Dataset entries:
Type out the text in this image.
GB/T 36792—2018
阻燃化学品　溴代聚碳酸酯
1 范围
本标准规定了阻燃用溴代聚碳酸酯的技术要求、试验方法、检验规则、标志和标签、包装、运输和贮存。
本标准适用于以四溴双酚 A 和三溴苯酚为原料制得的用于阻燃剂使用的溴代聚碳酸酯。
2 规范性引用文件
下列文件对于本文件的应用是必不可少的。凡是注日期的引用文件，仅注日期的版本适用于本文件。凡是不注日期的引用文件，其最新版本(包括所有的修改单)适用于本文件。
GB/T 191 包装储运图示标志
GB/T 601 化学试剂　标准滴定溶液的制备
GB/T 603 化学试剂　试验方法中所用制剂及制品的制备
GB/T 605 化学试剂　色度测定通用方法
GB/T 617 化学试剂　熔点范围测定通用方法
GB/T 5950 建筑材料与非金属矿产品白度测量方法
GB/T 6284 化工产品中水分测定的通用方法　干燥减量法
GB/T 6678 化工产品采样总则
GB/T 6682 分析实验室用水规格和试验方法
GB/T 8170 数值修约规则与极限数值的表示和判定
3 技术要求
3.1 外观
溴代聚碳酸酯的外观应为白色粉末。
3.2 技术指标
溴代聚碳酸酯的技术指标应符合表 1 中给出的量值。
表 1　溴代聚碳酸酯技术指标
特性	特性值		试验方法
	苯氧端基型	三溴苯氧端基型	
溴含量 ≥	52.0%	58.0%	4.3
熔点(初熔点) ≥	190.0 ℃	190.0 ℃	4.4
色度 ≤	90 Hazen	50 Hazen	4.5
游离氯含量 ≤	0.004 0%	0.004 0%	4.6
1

* **EXERCISE DESCRIPTION**
Transcribe every line of the data, exactly as it stands.

* **TASK RESPONSE**
Type out the text in this image.
GB/T 36792—2018
阻燃化学品　溴代聚碳酸酯
1 范围
本标准规定了阻燃用溴代聚碳酸酯的技术要求、试验方法、检验规则、标志和标签、包装、运输和贮存。
本标准适用于以四溴双酚 A 和三溴苯酚为原料制得的用于阻燃剂使用的溴代聚碳酸酯。
2 规范性引用文件
下列文件对于本文件的应用是必不可少的。凡是注日期的引用文件，仅注日期的版本适用于本文件。凡是不注日期的引用文件，其最新版本(包括所有的修改单)适用于本文件。
GB/T 191 包装储运图示标志
GB/T 601 化学试剂　标准滴定溶液的制备
GB/T 603 化学试剂　试验方法中所用制剂及制品的制备
GB/T 605 化学试剂　色度测定通用方法
GB/T 617 化学试剂　熔点范围测定通用方法
GB/T 5950 建筑材料与非金属矿产品白度测量方法
GB/T 6284 化工产品中水分测定的通用方法　干燥减量法
GB/T 6678 化工产品采样总则
GB/T 6682 分析实验室用水规格和试验方法
GB/T 8170 数值修约规则与极限数值的表示和判定
3 技术要求
3.1 外观
溴代聚碳酸酯的外观应为白色粉末。
3.2 技术指标
溴代聚碳酸酯的技术指标应符合表 1 中给出的量值。
表 1　溴代聚碳酸酯技术指标
特性	特性值		试验方法
	苯氧端基型	三溴苯氧端基型	
溴含量 ≥	52.0%	58.0%	4.3
熔点(初熔点) ≥	190.0 ℃	190.0 ℃	4.4
色度 ≤	90 Hazen	50 Hazen	4.5
游离氯含量 ≤	0.004 0%	0.004 0%	4.6
1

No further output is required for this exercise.